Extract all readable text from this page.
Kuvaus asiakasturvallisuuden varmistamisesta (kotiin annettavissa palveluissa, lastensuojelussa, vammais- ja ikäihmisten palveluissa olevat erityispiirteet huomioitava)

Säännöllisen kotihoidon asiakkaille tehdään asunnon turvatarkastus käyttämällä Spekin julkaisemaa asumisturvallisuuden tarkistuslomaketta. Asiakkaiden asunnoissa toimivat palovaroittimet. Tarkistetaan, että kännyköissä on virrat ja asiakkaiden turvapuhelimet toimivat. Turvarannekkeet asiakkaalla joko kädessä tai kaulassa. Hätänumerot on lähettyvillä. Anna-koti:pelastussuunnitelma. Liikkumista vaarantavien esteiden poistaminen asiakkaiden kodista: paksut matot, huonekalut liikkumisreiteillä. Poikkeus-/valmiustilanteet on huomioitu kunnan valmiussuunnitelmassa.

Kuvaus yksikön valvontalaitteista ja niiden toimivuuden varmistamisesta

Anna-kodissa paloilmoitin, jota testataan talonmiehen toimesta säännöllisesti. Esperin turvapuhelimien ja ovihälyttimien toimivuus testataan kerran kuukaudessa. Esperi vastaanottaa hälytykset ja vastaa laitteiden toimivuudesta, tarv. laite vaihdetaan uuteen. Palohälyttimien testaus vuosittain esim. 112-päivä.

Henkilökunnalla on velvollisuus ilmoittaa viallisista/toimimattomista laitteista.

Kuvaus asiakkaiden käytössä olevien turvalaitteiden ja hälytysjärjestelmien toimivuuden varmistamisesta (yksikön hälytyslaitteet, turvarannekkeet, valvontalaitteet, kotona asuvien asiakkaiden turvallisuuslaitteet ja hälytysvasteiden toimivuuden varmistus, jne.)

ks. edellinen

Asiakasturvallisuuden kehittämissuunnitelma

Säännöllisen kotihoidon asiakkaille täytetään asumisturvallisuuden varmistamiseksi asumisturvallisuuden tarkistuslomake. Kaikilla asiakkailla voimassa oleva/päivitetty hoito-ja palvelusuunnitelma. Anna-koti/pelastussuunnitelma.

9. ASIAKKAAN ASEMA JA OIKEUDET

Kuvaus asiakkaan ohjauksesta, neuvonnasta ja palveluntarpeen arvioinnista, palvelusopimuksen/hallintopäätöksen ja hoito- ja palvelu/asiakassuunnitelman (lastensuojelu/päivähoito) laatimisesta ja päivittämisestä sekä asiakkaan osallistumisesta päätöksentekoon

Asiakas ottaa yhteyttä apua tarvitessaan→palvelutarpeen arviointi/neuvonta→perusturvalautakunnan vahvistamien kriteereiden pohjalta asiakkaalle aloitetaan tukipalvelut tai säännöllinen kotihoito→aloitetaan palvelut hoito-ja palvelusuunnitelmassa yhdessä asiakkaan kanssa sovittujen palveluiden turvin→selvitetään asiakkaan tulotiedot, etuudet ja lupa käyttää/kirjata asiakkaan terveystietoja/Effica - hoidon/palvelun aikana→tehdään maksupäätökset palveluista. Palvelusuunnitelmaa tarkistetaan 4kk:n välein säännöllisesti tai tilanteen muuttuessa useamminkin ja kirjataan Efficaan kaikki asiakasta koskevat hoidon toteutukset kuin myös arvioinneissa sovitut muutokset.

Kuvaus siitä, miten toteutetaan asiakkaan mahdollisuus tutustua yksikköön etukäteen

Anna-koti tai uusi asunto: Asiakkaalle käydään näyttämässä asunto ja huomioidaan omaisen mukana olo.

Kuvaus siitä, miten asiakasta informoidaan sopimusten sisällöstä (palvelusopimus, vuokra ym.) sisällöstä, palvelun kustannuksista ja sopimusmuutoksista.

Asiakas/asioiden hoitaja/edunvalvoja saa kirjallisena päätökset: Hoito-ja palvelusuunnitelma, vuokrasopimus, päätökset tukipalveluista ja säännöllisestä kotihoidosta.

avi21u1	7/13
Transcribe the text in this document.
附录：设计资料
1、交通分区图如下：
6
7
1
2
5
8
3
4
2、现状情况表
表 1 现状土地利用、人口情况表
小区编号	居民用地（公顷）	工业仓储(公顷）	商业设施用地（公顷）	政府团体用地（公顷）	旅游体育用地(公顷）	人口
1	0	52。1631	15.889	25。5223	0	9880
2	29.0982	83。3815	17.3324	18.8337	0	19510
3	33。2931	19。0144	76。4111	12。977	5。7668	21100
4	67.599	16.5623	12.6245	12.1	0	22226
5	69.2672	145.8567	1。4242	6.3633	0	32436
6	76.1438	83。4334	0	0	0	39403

☆ ☆ ☆ ☆ ☆ ☆ ☆

TASK OBJECTIVE -
Reproduce exactly the line that holds "Transcribe the text in this document.", then every line after it, ending with the final line of the records above.

RESULT FOR THIS EXERCISE -
Transcribe the text in this document.
附录：设计资料
1、交通分区图如下：
6
7
1
2
5
8
3
4
2、现状情况表
表 1 现状土地利用、人口情况表
小区编号	居民用地（公顷）	工业仓储(公顷）	商业设施用地（公顷）	政府团体用地（公顷）	旅游体育用地(公顷）	人口
1	0	52。1631	15.889	25。5223	0	9880
2	29.0982	83。3815	17.3324	18.8337	0	19510
3	33。2931	19。0144	76。4111	12。977	5。7668	21100
4	67.599	16.5623	12.6245	12.1	0	22226
5	69.2672	145.8567	1。4242	6.3633	0	32436
6	76.1438	83。4334	0	0	0	39403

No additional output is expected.